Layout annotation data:
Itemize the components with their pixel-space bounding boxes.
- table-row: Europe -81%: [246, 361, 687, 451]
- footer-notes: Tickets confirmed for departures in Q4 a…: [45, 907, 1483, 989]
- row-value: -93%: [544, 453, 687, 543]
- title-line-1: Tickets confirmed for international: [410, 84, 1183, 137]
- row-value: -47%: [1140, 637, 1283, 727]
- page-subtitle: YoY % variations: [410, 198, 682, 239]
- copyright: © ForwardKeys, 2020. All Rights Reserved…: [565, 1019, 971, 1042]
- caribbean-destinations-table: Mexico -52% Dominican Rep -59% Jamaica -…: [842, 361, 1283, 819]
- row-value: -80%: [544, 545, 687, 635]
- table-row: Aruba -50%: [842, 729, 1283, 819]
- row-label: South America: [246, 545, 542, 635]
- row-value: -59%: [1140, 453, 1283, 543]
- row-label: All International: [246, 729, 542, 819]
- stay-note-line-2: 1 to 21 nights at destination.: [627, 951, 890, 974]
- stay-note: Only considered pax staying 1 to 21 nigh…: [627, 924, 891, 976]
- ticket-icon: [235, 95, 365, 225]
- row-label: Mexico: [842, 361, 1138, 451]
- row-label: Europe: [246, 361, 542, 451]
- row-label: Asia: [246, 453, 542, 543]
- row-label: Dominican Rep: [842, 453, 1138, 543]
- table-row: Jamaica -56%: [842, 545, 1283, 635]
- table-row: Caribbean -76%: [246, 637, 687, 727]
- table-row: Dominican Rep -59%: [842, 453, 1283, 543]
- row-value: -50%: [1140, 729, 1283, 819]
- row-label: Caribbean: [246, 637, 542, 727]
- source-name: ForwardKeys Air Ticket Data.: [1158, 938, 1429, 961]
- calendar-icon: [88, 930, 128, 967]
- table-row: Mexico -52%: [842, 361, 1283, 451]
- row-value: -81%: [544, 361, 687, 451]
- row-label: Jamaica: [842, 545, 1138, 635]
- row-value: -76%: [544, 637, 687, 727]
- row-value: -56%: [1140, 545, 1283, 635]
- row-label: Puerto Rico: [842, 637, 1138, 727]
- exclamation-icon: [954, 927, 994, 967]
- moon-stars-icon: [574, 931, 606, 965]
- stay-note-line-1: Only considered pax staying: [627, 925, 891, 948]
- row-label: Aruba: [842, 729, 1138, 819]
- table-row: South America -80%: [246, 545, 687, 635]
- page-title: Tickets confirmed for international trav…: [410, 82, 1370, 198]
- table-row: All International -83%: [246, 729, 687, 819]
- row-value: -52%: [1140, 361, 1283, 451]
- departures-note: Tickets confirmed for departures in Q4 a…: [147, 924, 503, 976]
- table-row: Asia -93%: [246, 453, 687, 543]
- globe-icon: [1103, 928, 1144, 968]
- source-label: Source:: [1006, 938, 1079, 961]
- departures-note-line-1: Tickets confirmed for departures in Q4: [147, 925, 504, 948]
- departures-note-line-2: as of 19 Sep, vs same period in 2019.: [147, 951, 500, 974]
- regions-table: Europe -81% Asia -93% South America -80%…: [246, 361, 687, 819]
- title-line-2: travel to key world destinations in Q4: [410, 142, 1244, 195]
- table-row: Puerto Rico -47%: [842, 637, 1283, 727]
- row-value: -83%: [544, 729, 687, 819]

* GIVEN INSTRUCTION *
Reproduce the data with "Dominican Rep" swapped for "Dominican Republic" wherever it occurs, keeping everything else the same.

* SOLUTION TO THIS PROBLEM *
Itemize the components with their pixel-space bounding boxes.
- table-row: Europe -81%: [246, 361, 687, 451]
- footer-notes: Tickets confirmed for departures in Q4 a…: [45, 907, 1483, 989]
- row-value: -93%: [544, 453, 687, 543]
- title-line-1: Tickets confirmed for international: [410, 84, 1183, 137]
- row-value: -47%: [1140, 637, 1283, 727]
- page-subtitle: YoY % variations: [410, 198, 682, 239]
- copyright: © ForwardKeys, 2020. All Rights Reserved…: [565, 1019, 971, 1042]
- caribbean-destinations-table: Mexico -52% Dominican Republic -59% Jamaica -…: [842, 361, 1283, 819]
- row-value: -80%: [544, 545, 687, 635]
- table-row: Aruba -50%: [842, 729, 1283, 819]
- row-label: South America: [246, 545, 542, 635]
- row-value: -59%: [1140, 453, 1283, 543]
- row-label: All International: [246, 729, 542, 819]
- stay-note-line-2: 1 to 21 nights at destination.: [627, 951, 890, 974]
- stay-note: Only considered pax staying 1 to 21 nigh…: [627, 924, 891, 976]
- ticket-icon: [235, 95, 365, 225]
- row-label: Mexico: [842, 361, 1138, 451]
- row-label: Europe: [246, 361, 542, 451]
- row-label: Asia: [246, 453, 542, 543]
- row-label: Dominican Republic: [842, 453, 1138, 543]
- table-row: Jamaica -56%: [842, 545, 1283, 635]
- table-row: Caribbean -76%: [246, 637, 687, 727]
- table-row: Dominican Republic -59%: [842, 453, 1283, 543]
- row-value: -50%: [1140, 729, 1283, 819]
- row-label: Caribbean: [246, 637, 542, 727]
- source-name: ForwardKeys Air Ticket Data.: [1158, 938, 1429, 961]
- calendar-icon: [88, 930, 128, 967]
- table-row: Mexico -52%: [842, 361, 1283, 451]
- row-value: -81%: [544, 361, 687, 451]
- row-label: Jamaica: [842, 545, 1138, 635]
- row-value: -76%: [544, 637, 687, 727]
- row-value: -56%: [1140, 545, 1283, 635]
- row-label: Puerto Rico: [842, 637, 1138, 727]
- exclamation-icon: [954, 927, 994, 967]
- moon-stars-icon: [574, 931, 606, 965]
- stay-note-line-1: Only considered pax staying: [627, 925, 891, 948]
- row-label: Aruba: [842, 729, 1138, 819]
- table-row: South America -80%: [246, 545, 687, 635]
- page-title: Tickets confirmed for international trav…: [410, 82, 1370, 198]
- table-row: All International -83%: [246, 729, 687, 819]
- row-value: -52%: [1140, 361, 1283, 451]
- departures-note: Tickets confirmed for departures in Q4 a…: [147, 924, 503, 976]
- table-row: Asia -93%: [246, 453, 687, 543]
- globe-icon: [1103, 928, 1144, 968]
- source-label: Source:: [1006, 938, 1079, 961]
- departures-note-line-1: Tickets confirmed for departures in Q4: [147, 925, 504, 948]
- departures-note-line-2: as of 19 Sep, vs same period in 2019.: [147, 951, 500, 974]
- regions-table: Europe -81% Asia -93% South America -80%…: [246, 361, 687, 819]
- title-line-2: travel to key world destinations in Q4: [410, 142, 1244, 195]
- table-row: Puerto Rico -47%: [842, 637, 1283, 727]
- row-value: -83%: [544, 729, 687, 819]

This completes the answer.